Copy out each line that includes the word "coordonnées".

— Begin TASK INPUT —

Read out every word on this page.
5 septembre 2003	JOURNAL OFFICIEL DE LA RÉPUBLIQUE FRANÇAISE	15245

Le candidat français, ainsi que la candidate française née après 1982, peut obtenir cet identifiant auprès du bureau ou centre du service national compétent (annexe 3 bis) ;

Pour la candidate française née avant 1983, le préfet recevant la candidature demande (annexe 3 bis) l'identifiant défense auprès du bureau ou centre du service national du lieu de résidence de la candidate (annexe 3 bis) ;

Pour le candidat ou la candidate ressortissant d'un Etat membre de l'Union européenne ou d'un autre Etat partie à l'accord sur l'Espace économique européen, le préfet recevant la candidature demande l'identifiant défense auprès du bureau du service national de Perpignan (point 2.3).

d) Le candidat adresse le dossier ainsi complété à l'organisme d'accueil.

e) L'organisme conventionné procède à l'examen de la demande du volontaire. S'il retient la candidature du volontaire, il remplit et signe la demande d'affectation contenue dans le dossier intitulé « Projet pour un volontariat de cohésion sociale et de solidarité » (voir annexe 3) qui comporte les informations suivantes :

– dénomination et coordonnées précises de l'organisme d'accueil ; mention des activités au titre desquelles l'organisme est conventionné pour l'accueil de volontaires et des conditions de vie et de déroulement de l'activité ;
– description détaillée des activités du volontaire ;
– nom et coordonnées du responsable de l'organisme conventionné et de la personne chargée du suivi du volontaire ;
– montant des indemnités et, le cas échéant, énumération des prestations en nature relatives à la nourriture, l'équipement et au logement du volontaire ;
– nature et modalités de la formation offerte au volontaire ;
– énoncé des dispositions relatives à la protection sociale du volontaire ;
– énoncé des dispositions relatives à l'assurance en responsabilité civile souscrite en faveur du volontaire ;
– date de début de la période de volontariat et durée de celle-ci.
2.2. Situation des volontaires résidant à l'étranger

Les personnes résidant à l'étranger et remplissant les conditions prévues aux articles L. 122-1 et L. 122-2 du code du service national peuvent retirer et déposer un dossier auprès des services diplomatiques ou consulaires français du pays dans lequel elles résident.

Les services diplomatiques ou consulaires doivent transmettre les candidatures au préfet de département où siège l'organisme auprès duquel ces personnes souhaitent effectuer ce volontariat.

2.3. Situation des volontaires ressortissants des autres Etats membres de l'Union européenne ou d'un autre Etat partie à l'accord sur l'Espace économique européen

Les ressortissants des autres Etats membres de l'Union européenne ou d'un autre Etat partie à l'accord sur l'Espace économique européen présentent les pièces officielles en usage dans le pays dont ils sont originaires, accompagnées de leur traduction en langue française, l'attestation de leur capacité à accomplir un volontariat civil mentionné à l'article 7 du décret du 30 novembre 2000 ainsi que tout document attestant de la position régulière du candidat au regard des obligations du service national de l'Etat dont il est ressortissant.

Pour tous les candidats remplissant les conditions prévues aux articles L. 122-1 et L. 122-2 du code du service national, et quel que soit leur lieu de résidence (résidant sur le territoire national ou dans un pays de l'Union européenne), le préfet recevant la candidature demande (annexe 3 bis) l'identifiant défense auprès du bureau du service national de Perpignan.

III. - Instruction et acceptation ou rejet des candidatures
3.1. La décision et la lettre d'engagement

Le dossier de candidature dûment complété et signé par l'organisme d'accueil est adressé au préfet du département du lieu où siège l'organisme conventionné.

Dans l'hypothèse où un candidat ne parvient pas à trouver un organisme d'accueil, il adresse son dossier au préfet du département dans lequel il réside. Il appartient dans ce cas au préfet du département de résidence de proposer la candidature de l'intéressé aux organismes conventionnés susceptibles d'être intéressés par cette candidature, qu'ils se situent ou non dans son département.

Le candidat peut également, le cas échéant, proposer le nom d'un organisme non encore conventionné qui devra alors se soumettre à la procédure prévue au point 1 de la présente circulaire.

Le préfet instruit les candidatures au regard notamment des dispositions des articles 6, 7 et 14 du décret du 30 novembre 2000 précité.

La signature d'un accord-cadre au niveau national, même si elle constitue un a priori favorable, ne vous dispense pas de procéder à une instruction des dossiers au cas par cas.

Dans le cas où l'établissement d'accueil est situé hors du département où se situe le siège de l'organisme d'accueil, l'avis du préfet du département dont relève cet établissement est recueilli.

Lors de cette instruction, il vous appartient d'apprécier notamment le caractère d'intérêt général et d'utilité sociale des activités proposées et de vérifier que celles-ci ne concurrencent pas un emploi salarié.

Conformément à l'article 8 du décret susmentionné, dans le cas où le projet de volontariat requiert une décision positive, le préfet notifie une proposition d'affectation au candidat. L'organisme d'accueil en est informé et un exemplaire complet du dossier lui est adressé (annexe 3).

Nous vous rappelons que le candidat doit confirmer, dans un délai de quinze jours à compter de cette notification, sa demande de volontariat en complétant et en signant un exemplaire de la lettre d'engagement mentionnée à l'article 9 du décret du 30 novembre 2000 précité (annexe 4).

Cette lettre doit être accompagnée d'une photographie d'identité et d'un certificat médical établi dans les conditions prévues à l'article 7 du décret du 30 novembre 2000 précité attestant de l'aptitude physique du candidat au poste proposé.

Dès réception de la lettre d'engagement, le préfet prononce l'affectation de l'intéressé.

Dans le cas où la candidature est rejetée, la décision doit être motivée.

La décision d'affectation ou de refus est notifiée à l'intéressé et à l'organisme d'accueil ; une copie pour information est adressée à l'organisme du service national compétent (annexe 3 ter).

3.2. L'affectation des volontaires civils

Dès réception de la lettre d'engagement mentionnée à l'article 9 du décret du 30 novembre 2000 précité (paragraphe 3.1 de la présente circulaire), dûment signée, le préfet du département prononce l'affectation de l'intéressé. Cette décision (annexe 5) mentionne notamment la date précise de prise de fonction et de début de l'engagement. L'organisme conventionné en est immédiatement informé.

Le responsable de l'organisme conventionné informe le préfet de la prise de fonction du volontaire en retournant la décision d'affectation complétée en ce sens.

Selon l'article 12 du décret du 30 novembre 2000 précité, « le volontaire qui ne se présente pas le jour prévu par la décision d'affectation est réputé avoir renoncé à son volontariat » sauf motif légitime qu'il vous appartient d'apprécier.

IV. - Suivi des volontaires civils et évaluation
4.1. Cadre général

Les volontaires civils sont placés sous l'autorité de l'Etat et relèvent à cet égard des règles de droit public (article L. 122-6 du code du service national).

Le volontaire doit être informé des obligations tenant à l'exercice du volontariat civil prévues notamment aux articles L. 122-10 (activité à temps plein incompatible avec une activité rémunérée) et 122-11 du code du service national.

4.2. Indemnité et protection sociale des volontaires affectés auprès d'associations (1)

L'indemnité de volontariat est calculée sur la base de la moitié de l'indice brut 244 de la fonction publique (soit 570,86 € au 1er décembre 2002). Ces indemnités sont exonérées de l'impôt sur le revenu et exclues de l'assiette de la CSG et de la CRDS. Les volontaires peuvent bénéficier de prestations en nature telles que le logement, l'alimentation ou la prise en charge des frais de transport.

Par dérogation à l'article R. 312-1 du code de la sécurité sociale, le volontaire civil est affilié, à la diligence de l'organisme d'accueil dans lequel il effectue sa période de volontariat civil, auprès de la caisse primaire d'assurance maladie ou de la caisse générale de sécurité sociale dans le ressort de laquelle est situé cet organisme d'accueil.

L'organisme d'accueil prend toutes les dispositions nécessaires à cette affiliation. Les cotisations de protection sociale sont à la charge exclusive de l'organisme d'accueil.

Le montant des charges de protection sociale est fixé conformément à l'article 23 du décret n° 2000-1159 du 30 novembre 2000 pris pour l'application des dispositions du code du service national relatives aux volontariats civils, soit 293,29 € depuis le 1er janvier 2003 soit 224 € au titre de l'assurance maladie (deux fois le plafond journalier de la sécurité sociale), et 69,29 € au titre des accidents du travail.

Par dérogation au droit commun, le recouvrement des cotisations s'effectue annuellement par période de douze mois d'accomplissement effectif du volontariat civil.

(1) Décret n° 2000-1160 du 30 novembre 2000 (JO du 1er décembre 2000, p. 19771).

— End TASK INPUT —

§ **FULL RESPONSE**
– dénomination et coordonnées précises de l'organisme d'accueil ; mention des activités au titre desquelles l'organisme est conventionné pour l'accueil de volontaires et des conditions de vie et de déroulement de l'activité ;
– nom et coordonnées du responsable de l'organisme conventionné et de la personne chargée du suivi du volontaire ;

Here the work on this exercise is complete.